* [GIVEN ENTRIES]:

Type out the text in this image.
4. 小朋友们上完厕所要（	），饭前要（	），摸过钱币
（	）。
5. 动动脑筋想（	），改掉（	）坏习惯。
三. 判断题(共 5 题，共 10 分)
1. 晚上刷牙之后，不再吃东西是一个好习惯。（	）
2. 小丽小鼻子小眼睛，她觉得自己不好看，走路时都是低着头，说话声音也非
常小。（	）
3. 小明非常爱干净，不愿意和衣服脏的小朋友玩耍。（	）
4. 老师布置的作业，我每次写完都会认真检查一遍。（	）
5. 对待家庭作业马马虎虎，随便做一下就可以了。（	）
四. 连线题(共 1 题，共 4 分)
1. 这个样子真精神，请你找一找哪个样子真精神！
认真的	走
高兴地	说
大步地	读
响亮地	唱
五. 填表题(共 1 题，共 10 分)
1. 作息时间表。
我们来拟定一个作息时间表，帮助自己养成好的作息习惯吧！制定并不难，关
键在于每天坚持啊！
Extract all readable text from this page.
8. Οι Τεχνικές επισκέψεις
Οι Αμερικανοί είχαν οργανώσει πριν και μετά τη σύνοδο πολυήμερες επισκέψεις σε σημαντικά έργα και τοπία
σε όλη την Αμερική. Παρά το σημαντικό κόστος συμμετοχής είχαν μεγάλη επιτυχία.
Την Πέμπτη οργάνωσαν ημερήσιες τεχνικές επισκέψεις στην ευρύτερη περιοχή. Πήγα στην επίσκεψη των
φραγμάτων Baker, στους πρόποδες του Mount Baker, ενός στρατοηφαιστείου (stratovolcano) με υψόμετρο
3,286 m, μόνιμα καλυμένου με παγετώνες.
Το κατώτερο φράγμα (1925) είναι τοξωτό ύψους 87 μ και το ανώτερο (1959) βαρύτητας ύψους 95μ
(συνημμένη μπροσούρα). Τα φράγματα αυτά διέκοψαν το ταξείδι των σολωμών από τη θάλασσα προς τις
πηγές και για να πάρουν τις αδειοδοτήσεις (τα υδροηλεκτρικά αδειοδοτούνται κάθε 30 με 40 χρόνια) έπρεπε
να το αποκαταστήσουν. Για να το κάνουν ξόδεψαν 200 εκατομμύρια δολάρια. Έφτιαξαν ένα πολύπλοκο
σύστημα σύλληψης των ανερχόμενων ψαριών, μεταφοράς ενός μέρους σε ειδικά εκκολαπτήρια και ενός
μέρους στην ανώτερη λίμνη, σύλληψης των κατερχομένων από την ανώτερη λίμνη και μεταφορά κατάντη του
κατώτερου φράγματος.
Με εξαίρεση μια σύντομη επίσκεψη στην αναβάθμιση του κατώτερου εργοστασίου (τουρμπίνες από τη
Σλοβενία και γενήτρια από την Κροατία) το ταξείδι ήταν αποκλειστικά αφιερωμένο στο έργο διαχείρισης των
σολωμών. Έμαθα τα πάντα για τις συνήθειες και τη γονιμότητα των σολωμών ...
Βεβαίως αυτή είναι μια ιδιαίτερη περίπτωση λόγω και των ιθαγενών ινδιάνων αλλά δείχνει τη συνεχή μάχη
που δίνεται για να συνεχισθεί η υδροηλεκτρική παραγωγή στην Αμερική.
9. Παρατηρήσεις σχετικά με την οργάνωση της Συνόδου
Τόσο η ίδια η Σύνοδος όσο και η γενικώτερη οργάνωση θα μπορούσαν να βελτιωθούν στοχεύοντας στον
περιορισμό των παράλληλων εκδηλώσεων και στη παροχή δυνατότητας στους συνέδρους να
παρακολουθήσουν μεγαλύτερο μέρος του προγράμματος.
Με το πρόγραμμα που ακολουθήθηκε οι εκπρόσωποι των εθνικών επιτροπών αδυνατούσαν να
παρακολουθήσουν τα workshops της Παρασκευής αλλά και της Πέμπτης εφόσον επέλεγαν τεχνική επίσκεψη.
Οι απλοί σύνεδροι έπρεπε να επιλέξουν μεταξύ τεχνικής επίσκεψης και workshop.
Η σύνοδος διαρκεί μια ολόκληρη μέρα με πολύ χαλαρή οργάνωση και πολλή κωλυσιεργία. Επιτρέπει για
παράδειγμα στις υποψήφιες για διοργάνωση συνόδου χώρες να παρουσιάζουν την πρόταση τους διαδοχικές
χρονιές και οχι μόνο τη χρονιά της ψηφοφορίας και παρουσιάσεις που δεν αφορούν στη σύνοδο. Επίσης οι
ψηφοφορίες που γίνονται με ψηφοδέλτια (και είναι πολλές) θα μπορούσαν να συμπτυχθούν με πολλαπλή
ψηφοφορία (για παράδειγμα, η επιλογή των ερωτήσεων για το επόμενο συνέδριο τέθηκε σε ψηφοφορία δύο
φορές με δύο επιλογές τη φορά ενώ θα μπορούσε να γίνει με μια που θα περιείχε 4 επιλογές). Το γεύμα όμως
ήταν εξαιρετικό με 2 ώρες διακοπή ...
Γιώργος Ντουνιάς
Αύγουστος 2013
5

* [WHAT YOU WILL DO]:
Extract each line of the material exactly as it stands.

* [RESULT OF THE EXERCISE]:
Type out the text in this image.
4. 小朋友们上完厕所要（	），饭前要（	），摸过钱币
（	）。
5. 动动脑筋想（	），改掉（	）坏习惯。
三. 判断题(共 5 题，共 10 分)
1. 晚上刷牙之后，不再吃东西是一个好习惯。（	）
2. 小丽小鼻子小眼睛，她觉得自己不好看，走路时都是低着头，说话声音也非
常小。（	）
3. 小明非常爱干净，不愿意和衣服脏的小朋友玩耍。（	）
4. 老师布置的作业，我每次写完都会认真检查一遍。（	）
5. 对待家庭作业马马虎虎，随便做一下就可以了。（	）
四. 连线题(共 1 题，共 4 分)
1. 这个样子真精神，请你找一找哪个样子真精神！
认真的	走
高兴地	说
大步地	读
响亮地	唱
五. 填表题(共 1 题，共 10 分)
1. 作息时间表。
我们来拟定一个作息时间表，帮助自己养成好的作息习惯吧！制定并不难，关
键在于每天坚持啊！
Extract all readable text from this page.
8. Οι Τεχνικές επισκέψεις
Οι Αμερικανοί είχαν οργανώσει πριν και μετά τη σύνοδο πολυήμερες επισκέψεις σε σημαντικά έργα και τοπία
σε όλη την Αμερική. Παρά το σημαντικό κόστος συμμετοχής είχαν μεγάλη επιτυχία.
Την Πέμπτη οργάνωσαν ημερήσιες τεχνικές επισκέψεις στην ευρύτερη περιοχή. Πήγα στην επίσκεψη των
φραγμάτων Baker, στους πρόποδες του Mount Baker, ενός στρατοηφαιστείου (stratovolcano) με υψόμετρο
3,286 m, μόνιμα καλυμένου με παγετώνες.
Το κατώτερο φράγμα (1925) είναι τοξωτό ύψους 87 μ και το ανώτερο (1959) βαρύτητας ύψους 95μ
(συνημμένη μπροσούρα). Τα φράγματα αυτά διέκοψαν το ταξείδι των σολωμών από τη θάλασσα προς τις
πηγές και για να πάρουν τις αδειοδοτήσεις (τα υδροηλεκτρικά αδειοδοτούνται κάθε 30 με 40 χρόνια) έπρεπε
να το αποκαταστήσουν. Για να το κάνουν ξόδεψαν 200 εκατομμύρια δολάρια. Έφτιαξαν ένα πολύπλοκο
σύστημα σύλληψης των ανερχόμενων ψαριών, μεταφοράς ενός μέρους σε ειδικά εκκολαπτήρια και ενός
μέρους στην ανώτερη λίμνη, σύλληψης των κατερχομένων από την ανώτερη λίμνη και μεταφορά κατάντη του
κατώτερου φράγματος.
Με εξαίρεση μια σύντομη επίσκεψη στην αναβάθμιση του κατώτερου εργοστασίου (τουρμπίνες από τη
Σλοβενία και γενήτρια από την Κροατία) το ταξείδι ήταν αποκλειστικά αφιερωμένο στο έργο διαχείρισης των
σολωμών. Έμαθα τα πάντα για τις συνήθειες και τη γονιμότητα των σολωμών ...
Βεβαίως αυτή είναι μια ιδιαίτερη περίπτωση λόγω και των ιθαγενών ινδιάνων αλλά δείχνει τη συνεχή μάχη
που δίνεται για να συνεχισθεί η υδροηλεκτρική παραγωγή στην Αμερική.
9. Παρατηρήσεις σχετικά με την οργάνωση της Συνόδου
Τόσο η ίδια η Σύνοδος όσο και η γενικώτερη οργάνωση θα μπορούσαν να βελτιωθούν στοχεύοντας στον
περιορισμό των παράλληλων εκδηλώσεων και στη παροχή δυνατότητας στους συνέδρους να
παρακολουθήσουν μεγαλύτερο μέρος του προγράμματος.
Με το πρόγραμμα που ακολουθήθηκε οι εκπρόσωποι των εθνικών επιτροπών αδυνατούσαν να
παρακολουθήσουν τα workshops της Παρασκευής αλλά και της Πέμπτης εφόσον επέλεγαν τεχνική επίσκεψη.
Οι απλοί σύνεδροι έπρεπε να επιλέξουν μεταξύ τεχνικής επίσκεψης και workshop.
Η σύνοδος διαρκεί μια ολόκληρη μέρα με πολύ χαλαρή οργάνωση και πολλή κωλυσιεργία. Επιτρέπει για
παράδειγμα στις υποψήφιες για διοργάνωση συνόδου χώρες να παρουσιάζουν την πρόταση τους διαδοχικές
χρονιές και οχι μόνο τη χρονιά της ψηφοφορίας και παρουσιάσεις που δεν αφορούν στη σύνοδο. Επίσης οι
ψηφοφορίες που γίνονται με ψηφοδέλτια (και είναι πολλές) θα μπορούσαν να συμπτυχθούν με πολλαπλή
ψηφοφορία (για παράδειγμα, η επιλογή των ερωτήσεων για το επόμενο συνέδριο τέθηκε σε ψηφοφορία δύο
φορές με δύο επιλογές τη φορά ενώ θα μπορούσε να γίνει με μια που θα περιείχε 4 επιλογές). Το γεύμα όμως
ήταν εξαιρετικό με 2 ώρες διακοπή ...
Γιώργος Ντουνιάς
Αύγουστος 2013
5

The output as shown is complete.